Task goal:
Go through the material below and count the lines with the string "Case"; the number is the whole answer.

Input:
★ ★ ★ ★ ★ ★ ★

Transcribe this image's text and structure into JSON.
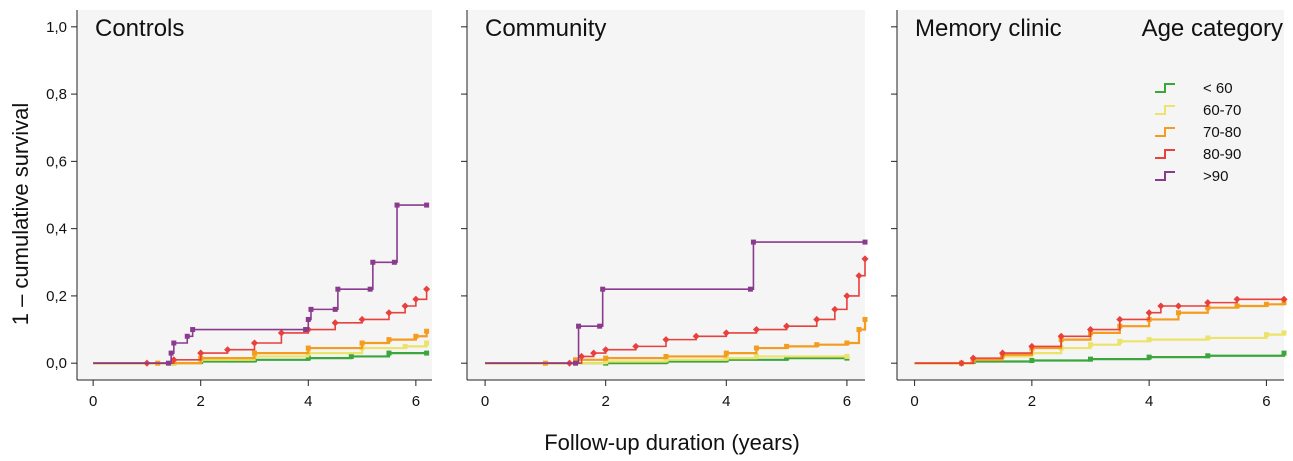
{
  "figure": {
    "ylabel": "1 – cumulative survival",
    "xlabel": "Follow-up duration (years)",
    "legend_title": "Age category"
  },
  "chart_data": {
    "type": "line",
    "step": true,
    "xlim": [
      -0.3,
      6.3
    ],
    "ylim": [
      -0.05,
      1.05
    ],
    "xticks": [
      "0",
      "2",
      "4",
      "6"
    ],
    "yticks": [
      "0,0",
      "0,2",
      "0,4",
      "0,6",
      "0,8",
      "1,0"
    ],
    "grid": false,
    "legend_position": "top-right",
    "legend": [
      {
        "label": "< 60",
        "color": "#3aa63c"
      },
      {
        "label": "60-70",
        "color": "#ece36a"
      },
      {
        "label": "70-80",
        "color": "#f39c1e"
      },
      {
        "label": "80-90",
        "color": "#e8403c"
      },
      {
        "label": ">90",
        "color": "#8a3b8e"
      }
    ],
    "panels": [
      {
        "title": "Controls",
        "show_ytick_labels": true,
        "series": [
          {
            "legend_index": 0,
            "points": [
              [
                0,
                0
              ],
              [
                1.5,
                0
              ],
              [
                2,
                0.005
              ],
              [
                3,
                0.01
              ],
              [
                4,
                0.015
              ],
              [
                4.8,
                0.02
              ],
              [
                5.5,
                0.03
              ],
              [
                6.2,
                0.03
              ]
            ]
          },
          {
            "legend_index": 1,
            "points": [
              [
                0,
                0
              ],
              [
                1.5,
                0
              ],
              [
                2,
                0.01
              ],
              [
                3,
                0.02
              ],
              [
                4,
                0.03
              ],
              [
                5,
                0.045
              ],
              [
                5.8,
                0.05
              ],
              [
                6.2,
                0.06
              ]
            ]
          },
          {
            "legend_index": 2,
            "points": [
              [
                0,
                0
              ],
              [
                1.2,
                0
              ],
              [
                2,
                0.015
              ],
              [
                3,
                0.03
              ],
              [
                4,
                0.045
              ],
              [
                5,
                0.06
              ],
              [
                5.5,
                0.07
              ],
              [
                6,
                0.08
              ],
              [
                6.2,
                0.095
              ]
            ]
          },
          {
            "legend_index": 3,
            "points": [
              [
                0,
                0
              ],
              [
                1,
                0
              ],
              [
                1.5,
                0.01
              ],
              [
                2,
                0.03
              ],
              [
                2.5,
                0.04
              ],
              [
                3,
                0.06
              ],
              [
                3.5,
                0.09
              ],
              [
                4,
                0.1
              ],
              [
                4.5,
                0.12
              ],
              [
                5,
                0.13
              ],
              [
                5.5,
                0.15
              ],
              [
                5.8,
                0.17
              ],
              [
                6,
                0.19
              ],
              [
                6.2,
                0.22
              ]
            ]
          },
          {
            "legend_index": 4,
            "points": [
              [
                0,
                0
              ],
              [
                1.4,
                0
              ],
              [
                1.45,
                0.03
              ],
              [
                1.5,
                0.06
              ],
              [
                1.75,
                0.08
              ],
              [
                1.85,
                0.1
              ],
              [
                3.95,
                0.1
              ],
              [
                4,
                0.13
              ],
              [
                4.05,
                0.16
              ],
              [
                4.5,
                0.16
              ],
              [
                4.55,
                0.22
              ],
              [
                5.15,
                0.22
              ],
              [
                5.2,
                0.3
              ],
              [
                5.6,
                0.3
              ],
              [
                5.65,
                0.47
              ],
              [
                6.2,
                0.47
              ]
            ]
          }
        ]
      },
      {
        "title": "Community",
        "show_ytick_labels": false,
        "series": [
          {
            "legend_index": 0,
            "points": [
              [
                0,
                0
              ],
              [
                2,
                0
              ],
              [
                3,
                0.005
              ],
              [
                4,
                0.01
              ],
              [
                5,
                0.015
              ],
              [
                6,
                0.015
              ]
            ]
          },
          {
            "legend_index": 1,
            "points": [
              [
                0,
                0
              ],
              [
                1.5,
                0
              ],
              [
                2,
                0.005
              ],
              [
                3,
                0.01
              ],
              [
                4,
                0.015
              ],
              [
                4.5,
                0.02
              ],
              [
                6,
                0.02
              ]
            ]
          },
          {
            "legend_index": 2,
            "points": [
              [
                0,
                0
              ],
              [
                1,
                0
              ],
              [
                1.5,
                0.01
              ],
              [
                2,
                0.015
              ],
              [
                3,
                0.02
              ],
              [
                4,
                0.03
              ],
              [
                4.5,
                0.045
              ],
              [
                5,
                0.05
              ],
              [
                5.5,
                0.055
              ],
              [
                6,
                0.06
              ],
              [
                6.2,
                0.1
              ],
              [
                6.3,
                0.13
              ]
            ]
          },
          {
            "legend_index": 3,
            "points": [
              [
                0,
                0
              ],
              [
                1.4,
                0
              ],
              [
                1.6,
                0.02
              ],
              [
                1.8,
                0.03
              ],
              [
                2,
                0.04
              ],
              [
                2.5,
                0.05
              ],
              [
                3,
                0.07
              ],
              [
                3.5,
                0.08
              ],
              [
                4,
                0.09
              ],
              [
                4.5,
                0.1
              ],
              [
                5,
                0.11
              ],
              [
                5.5,
                0.13
              ],
              [
                5.8,
                0.16
              ],
              [
                6,
                0.2
              ],
              [
                6.2,
                0.26
              ],
              [
                6.3,
                0.31
              ]
            ]
          },
          {
            "legend_index": 4,
            "points": [
              [
                0,
                0
              ],
              [
                1.5,
                0
              ],
              [
                1.55,
                0.11
              ],
              [
                1.9,
                0.11
              ],
              [
                1.95,
                0.22
              ],
              [
                4.4,
                0.22
              ],
              [
                4.45,
                0.36
              ],
              [
                6.3,
                0.36
              ]
            ]
          }
        ]
      },
      {
        "title": "Memory clinic",
        "show_ytick_labels": false,
        "series": [
          {
            "legend_index": 0,
            "points": [
              [
                0,
                0
              ],
              [
                0.8,
                0
              ],
              [
                1,
                0.005
              ],
              [
                2,
                0.008
              ],
              [
                3,
                0.012
              ],
              [
                4,
                0.018
              ],
              [
                5,
                0.022
              ],
              [
                6.3,
                0.03
              ]
            ]
          },
          {
            "legend_index": 1,
            "points": [
              [
                0,
                0
              ],
              [
                0.8,
                0
              ],
              [
                1,
                0.01
              ],
              [
                1.5,
                0.02
              ],
              [
                2,
                0.03
              ],
              [
                2.5,
                0.045
              ],
              [
                3,
                0.055
              ],
              [
                3.5,
                0.065
              ],
              [
                4,
                0.07
              ],
              [
                5,
                0.075
              ],
              [
                6,
                0.085
              ],
              [
                6.3,
                0.09
              ]
            ]
          },
          {
            "legend_index": 2,
            "points": [
              [
                0,
                0
              ],
              [
                0.8,
                0
              ],
              [
                1,
                0.01
              ],
              [
                1.5,
                0.025
              ],
              [
                2,
                0.045
              ],
              [
                2.5,
                0.07
              ],
              [
                3,
                0.09
              ],
              [
                3.5,
                0.11
              ],
              [
                4,
                0.13
              ],
              [
                4.5,
                0.15
              ],
              [
                5,
                0.165
              ],
              [
                5.5,
                0.17
              ],
              [
                6,
                0.175
              ],
              [
                6.3,
                0.18
              ]
            ]
          },
          {
            "legend_index": 3,
            "points": [
              [
                0,
                0
              ],
              [
                0.8,
                0
              ],
              [
                1,
                0.015
              ],
              [
                1.5,
                0.03
              ],
              [
                2,
                0.05
              ],
              [
                2.5,
                0.08
              ],
              [
                3,
                0.1
              ],
              [
                3.5,
                0.13
              ],
              [
                4,
                0.15
              ],
              [
                4.2,
                0.17
              ],
              [
                4.5,
                0.17
              ],
              [
                5,
                0.18
              ],
              [
                5.5,
                0.19
              ],
              [
                6.3,
                0.19
              ]
            ]
          }
        ]
      }
    ]
  }
}
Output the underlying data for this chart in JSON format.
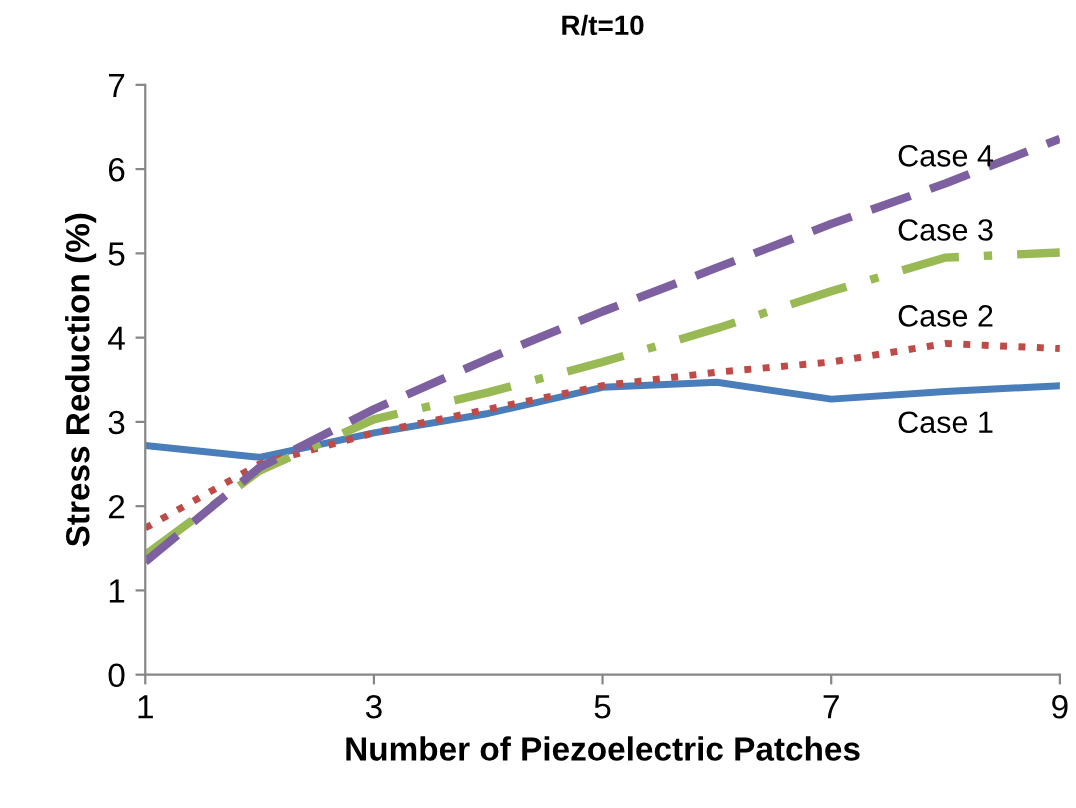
{
  "chart_data": {
    "type": "line",
    "title": "R/t=10",
    "xlabel": "Number of Piezoelectric Patches",
    "ylabel": "Stress Reduction (%)",
    "x": [
      1,
      2,
      3,
      4,
      5,
      6,
      7,
      8,
      9
    ],
    "xlim": [
      1,
      9
    ],
    "xticks": [
      1,
      3,
      5,
      7,
      9
    ],
    "ylim": [
      0,
      7
    ],
    "yticks": [
      0,
      1,
      2,
      3,
      4,
      5,
      6,
      7
    ],
    "grid": false,
    "legend": false,
    "marker": "none",
    "series": [
      {
        "name": "Case 1",
        "color": "#4a7ebb",
        "line_style": "solid",
        "values": [
          2.72,
          2.58,
          2.87,
          3.1,
          3.41,
          3.47,
          3.27,
          3.36,
          3.43
        ]
      },
      {
        "name": "Case 2",
        "color": "#be4b48",
        "line_style": "dotted",
        "values": [
          1.74,
          2.5,
          2.87,
          3.15,
          3.43,
          3.59,
          3.71,
          3.93,
          3.87
        ]
      },
      {
        "name": "Case 3",
        "color": "#98b954",
        "line_style": "dashdot",
        "values": [
          1.42,
          2.42,
          3.03,
          3.35,
          3.71,
          4.11,
          4.55,
          4.95,
          5.01
        ]
      },
      {
        "name": "Case 4",
        "color": "#7d60a0",
        "line_style": "dashed",
        "values": [
          1.34,
          2.46,
          3.15,
          3.75,
          4.31,
          4.83,
          5.35,
          5.83,
          6.36
        ]
      }
    ]
  }
}
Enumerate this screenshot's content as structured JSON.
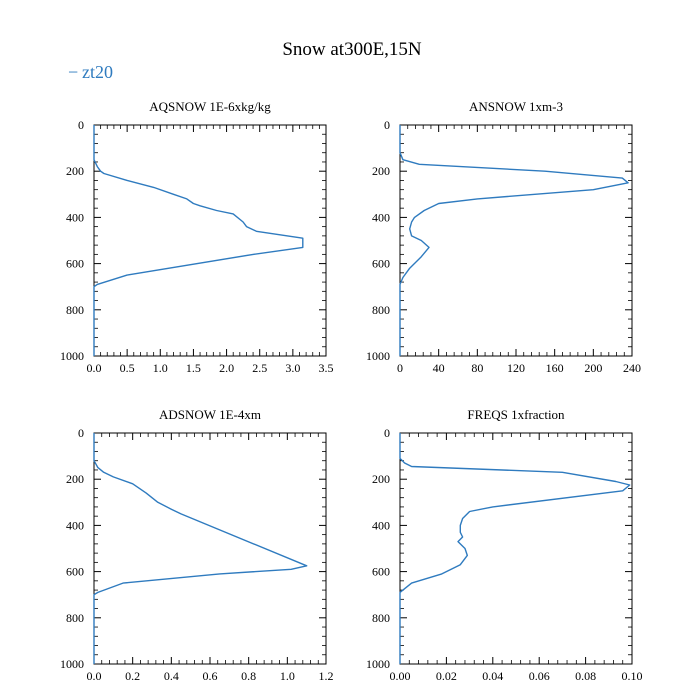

★ ★ ★ ★ ★ ★ ★

Correct answer:
4